# START OF Records for processing
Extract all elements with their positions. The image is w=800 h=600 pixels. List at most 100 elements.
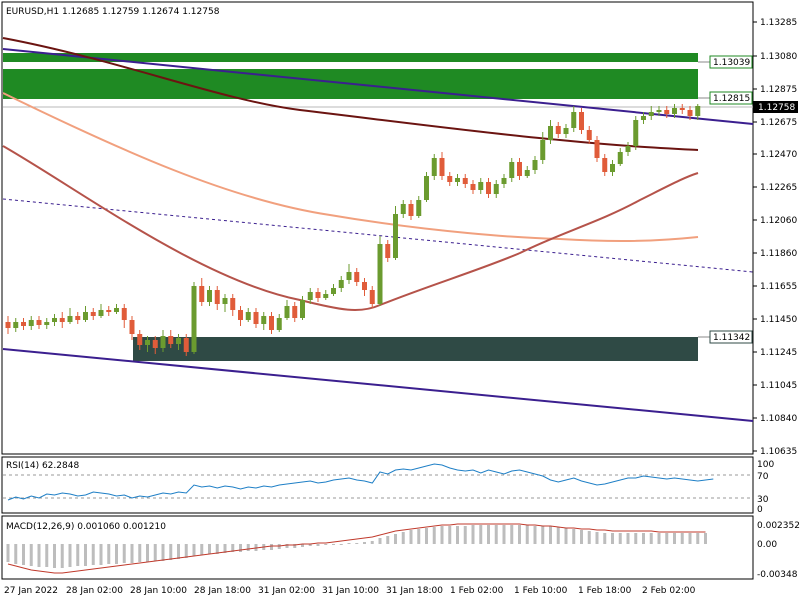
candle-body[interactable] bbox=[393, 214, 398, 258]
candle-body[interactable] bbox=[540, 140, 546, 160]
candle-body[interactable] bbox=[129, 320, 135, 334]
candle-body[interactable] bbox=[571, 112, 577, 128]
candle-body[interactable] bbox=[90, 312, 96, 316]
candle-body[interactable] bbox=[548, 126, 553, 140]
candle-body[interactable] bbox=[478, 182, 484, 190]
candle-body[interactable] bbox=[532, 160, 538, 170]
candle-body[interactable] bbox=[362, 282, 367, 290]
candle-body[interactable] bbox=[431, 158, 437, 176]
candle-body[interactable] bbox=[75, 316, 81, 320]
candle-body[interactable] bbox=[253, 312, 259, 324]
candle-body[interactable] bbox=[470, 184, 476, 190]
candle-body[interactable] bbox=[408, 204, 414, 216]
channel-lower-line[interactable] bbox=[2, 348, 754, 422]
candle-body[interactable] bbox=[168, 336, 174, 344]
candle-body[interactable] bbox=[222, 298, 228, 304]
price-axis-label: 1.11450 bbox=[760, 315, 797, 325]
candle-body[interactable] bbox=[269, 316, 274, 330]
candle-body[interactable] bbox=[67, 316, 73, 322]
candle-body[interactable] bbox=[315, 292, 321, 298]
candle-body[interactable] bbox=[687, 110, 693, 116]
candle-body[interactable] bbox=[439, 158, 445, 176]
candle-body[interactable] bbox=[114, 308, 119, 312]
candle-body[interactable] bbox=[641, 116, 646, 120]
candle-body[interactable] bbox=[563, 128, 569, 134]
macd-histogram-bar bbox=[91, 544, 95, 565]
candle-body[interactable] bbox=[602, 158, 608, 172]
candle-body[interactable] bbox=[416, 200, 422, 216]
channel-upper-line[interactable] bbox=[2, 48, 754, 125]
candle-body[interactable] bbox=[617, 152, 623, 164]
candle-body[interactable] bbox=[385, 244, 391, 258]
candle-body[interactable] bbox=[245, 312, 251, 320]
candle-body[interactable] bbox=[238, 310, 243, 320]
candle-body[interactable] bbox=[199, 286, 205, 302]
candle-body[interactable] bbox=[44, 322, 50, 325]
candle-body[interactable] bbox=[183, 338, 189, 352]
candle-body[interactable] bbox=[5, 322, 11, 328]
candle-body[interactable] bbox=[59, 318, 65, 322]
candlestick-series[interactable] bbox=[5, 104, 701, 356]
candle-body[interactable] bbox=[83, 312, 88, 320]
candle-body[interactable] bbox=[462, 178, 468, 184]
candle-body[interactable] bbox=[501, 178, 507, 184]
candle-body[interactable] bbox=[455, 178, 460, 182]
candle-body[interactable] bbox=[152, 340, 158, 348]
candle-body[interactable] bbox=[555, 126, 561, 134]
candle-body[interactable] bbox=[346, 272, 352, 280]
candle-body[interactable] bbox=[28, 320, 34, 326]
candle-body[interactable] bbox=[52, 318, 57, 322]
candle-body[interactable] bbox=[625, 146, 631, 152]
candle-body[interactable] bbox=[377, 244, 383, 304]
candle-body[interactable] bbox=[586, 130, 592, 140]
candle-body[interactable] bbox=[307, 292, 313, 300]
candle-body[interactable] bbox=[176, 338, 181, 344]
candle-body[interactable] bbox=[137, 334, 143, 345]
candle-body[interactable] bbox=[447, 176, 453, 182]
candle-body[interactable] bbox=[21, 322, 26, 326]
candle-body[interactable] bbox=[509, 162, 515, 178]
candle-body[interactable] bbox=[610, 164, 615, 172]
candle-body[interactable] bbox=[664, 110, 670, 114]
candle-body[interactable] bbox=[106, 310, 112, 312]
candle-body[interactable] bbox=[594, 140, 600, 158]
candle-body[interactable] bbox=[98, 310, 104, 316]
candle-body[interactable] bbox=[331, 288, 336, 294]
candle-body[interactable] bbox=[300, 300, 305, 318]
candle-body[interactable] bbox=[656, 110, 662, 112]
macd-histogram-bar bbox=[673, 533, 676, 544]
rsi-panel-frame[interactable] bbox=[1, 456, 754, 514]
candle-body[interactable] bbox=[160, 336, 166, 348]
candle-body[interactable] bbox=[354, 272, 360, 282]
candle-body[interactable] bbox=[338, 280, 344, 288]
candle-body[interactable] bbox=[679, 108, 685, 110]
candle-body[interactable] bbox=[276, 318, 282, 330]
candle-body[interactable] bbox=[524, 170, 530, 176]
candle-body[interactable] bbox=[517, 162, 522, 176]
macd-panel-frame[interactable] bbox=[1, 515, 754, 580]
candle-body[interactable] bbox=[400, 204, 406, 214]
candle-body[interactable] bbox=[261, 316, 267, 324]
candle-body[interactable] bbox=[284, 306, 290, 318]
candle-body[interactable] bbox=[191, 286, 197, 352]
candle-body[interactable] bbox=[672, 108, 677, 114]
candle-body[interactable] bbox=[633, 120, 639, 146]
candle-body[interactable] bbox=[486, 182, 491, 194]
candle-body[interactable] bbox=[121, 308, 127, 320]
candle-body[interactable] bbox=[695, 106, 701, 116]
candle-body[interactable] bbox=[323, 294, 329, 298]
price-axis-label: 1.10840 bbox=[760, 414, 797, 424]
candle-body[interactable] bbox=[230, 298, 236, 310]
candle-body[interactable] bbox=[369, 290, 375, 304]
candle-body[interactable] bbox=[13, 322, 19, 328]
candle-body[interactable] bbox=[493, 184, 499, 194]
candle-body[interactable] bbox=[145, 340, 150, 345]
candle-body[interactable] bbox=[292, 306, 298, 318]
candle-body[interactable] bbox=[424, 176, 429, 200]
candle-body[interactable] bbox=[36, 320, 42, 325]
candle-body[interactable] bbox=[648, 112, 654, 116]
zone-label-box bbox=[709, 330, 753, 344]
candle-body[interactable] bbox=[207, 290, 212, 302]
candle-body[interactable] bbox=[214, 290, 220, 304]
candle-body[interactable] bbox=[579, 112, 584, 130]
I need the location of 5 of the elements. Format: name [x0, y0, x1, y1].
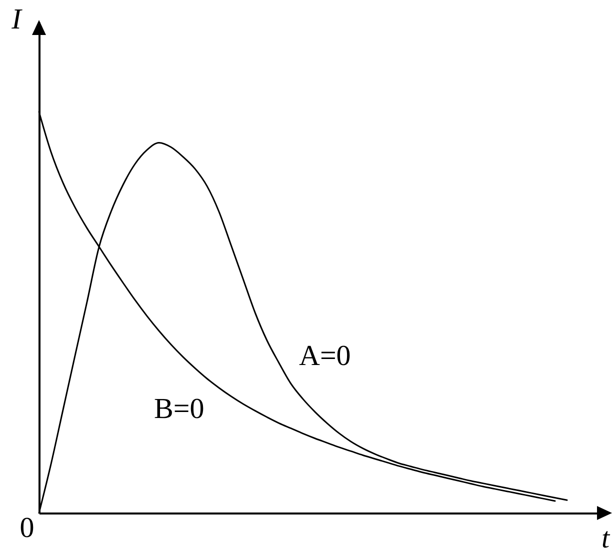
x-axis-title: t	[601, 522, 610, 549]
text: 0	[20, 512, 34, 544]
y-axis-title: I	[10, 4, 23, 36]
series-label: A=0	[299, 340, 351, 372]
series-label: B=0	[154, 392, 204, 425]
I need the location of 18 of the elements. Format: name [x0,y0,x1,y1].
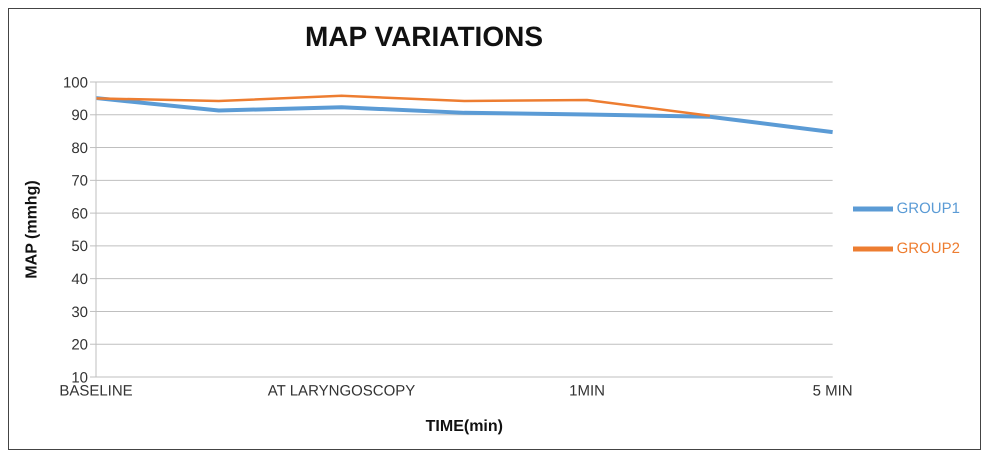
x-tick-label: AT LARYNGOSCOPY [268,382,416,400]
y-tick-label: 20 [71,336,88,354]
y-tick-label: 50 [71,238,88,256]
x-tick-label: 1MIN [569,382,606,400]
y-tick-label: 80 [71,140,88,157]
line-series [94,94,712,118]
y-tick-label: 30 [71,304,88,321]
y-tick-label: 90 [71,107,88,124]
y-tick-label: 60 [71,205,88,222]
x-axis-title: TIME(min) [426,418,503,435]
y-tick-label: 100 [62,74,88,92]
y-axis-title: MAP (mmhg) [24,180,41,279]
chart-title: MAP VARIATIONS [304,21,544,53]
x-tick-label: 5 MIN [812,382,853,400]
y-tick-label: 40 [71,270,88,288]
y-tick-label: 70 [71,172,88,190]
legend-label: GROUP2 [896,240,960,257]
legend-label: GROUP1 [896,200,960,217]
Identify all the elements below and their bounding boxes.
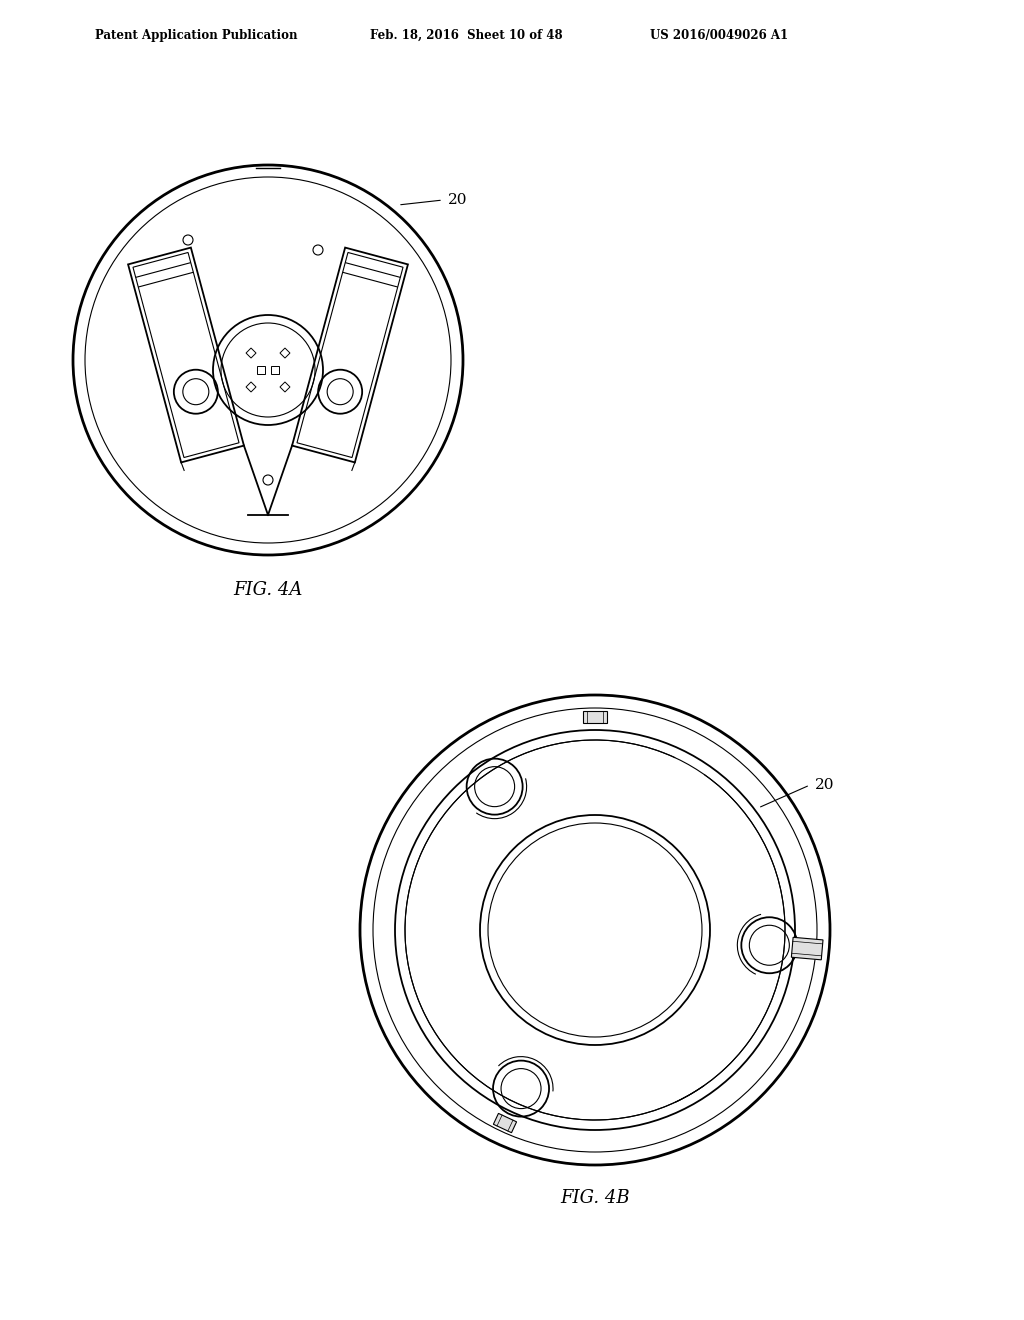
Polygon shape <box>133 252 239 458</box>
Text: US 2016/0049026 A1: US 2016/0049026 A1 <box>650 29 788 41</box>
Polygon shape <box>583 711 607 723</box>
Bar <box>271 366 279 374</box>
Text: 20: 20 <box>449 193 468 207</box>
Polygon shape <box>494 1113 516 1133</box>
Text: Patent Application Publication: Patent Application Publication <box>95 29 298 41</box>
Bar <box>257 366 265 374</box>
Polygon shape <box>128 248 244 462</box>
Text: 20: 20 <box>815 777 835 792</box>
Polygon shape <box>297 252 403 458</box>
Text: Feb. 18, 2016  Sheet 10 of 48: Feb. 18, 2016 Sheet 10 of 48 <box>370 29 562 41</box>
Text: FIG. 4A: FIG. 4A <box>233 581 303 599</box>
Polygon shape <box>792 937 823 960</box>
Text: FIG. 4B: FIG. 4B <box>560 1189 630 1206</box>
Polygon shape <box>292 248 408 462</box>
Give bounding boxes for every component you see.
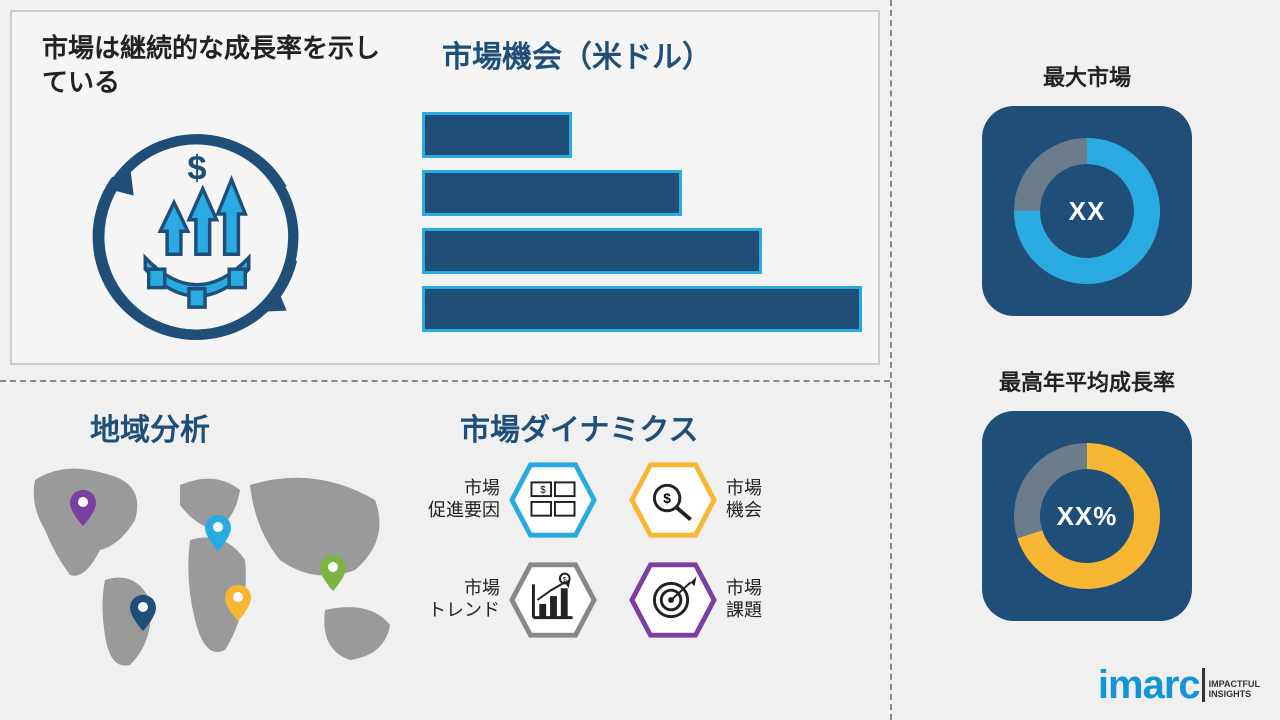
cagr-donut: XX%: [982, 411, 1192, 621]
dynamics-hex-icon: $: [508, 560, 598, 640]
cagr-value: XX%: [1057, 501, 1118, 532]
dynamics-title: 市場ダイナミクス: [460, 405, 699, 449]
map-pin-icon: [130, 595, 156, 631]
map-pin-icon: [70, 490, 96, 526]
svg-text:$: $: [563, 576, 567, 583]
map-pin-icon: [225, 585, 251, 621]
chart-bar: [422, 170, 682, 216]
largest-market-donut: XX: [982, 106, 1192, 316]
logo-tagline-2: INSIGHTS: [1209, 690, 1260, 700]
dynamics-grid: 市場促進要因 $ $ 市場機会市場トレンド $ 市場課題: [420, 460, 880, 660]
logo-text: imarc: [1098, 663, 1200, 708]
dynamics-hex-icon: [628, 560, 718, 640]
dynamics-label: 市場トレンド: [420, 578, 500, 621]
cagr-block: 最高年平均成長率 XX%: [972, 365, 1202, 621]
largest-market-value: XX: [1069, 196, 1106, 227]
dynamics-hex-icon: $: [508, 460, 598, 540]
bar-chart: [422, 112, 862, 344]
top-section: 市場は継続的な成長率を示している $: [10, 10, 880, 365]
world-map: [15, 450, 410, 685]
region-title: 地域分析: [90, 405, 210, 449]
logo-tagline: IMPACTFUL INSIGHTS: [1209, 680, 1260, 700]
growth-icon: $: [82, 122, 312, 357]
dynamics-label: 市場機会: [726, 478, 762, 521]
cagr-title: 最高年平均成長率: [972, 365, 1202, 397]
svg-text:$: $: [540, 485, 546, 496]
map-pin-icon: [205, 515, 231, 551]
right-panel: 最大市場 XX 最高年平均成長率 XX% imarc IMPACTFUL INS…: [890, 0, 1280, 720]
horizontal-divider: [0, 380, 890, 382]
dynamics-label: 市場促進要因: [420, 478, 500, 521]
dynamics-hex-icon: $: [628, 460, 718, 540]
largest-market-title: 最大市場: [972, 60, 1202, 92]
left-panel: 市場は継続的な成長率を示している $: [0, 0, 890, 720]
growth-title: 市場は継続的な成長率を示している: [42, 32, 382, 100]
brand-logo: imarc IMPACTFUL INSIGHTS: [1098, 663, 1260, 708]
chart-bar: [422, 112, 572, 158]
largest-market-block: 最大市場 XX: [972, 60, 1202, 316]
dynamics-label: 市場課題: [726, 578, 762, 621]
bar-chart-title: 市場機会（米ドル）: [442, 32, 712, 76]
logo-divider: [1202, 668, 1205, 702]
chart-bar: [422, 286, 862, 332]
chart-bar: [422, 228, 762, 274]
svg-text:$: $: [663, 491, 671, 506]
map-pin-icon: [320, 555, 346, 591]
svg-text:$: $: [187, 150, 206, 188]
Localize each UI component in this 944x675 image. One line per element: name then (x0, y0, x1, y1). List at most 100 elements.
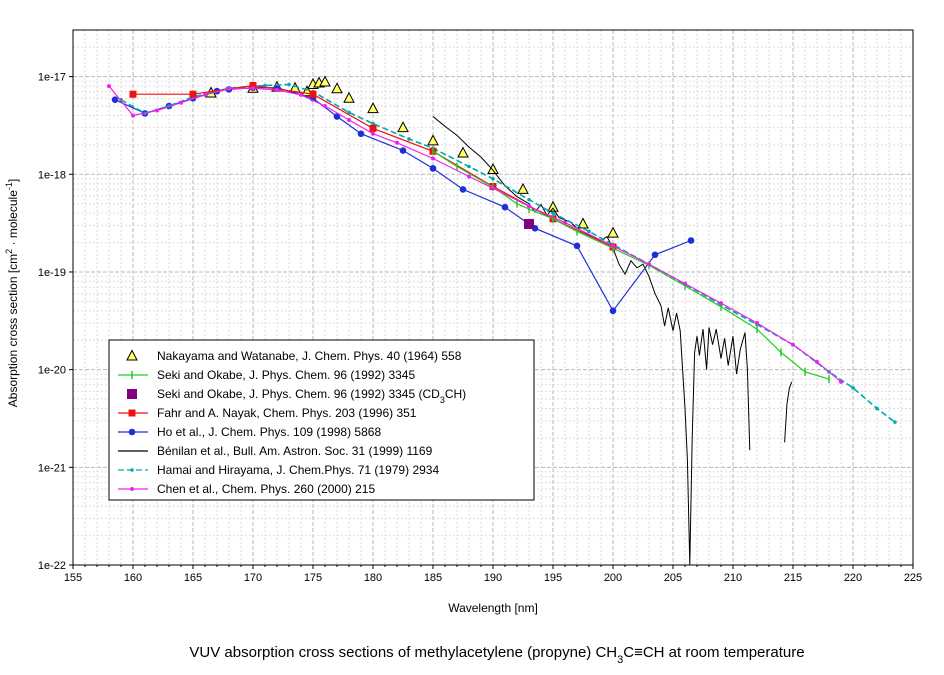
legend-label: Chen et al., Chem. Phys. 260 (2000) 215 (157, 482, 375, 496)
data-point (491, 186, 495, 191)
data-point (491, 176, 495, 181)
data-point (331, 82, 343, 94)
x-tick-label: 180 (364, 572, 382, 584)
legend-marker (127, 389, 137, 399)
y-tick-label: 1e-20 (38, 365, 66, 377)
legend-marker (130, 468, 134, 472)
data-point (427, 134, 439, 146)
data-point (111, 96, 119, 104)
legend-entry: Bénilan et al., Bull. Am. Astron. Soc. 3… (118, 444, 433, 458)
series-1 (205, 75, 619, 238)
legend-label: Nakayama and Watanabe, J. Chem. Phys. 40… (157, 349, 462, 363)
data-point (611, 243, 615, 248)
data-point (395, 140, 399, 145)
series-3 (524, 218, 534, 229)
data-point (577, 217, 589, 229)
# END OF Records for processing
Aim: Reproduce the data from the line with "522, 610, 549]" up to and including the line with "I need the location of 18", substituting "curve-label" for every "series-label" and changing nothing else.

Full output:
x-axis-title: t	[601, 522, 610, 549]
text: 0	[20, 512, 34, 544]
y-axis-title: I	[10, 4, 23, 36]
curve-label: A=0	[299, 340, 351, 372]
curve-label: B=0	[154, 392, 204, 425]
I need the location of 18 of the elements. Format: name [x0,y0,x1,y1].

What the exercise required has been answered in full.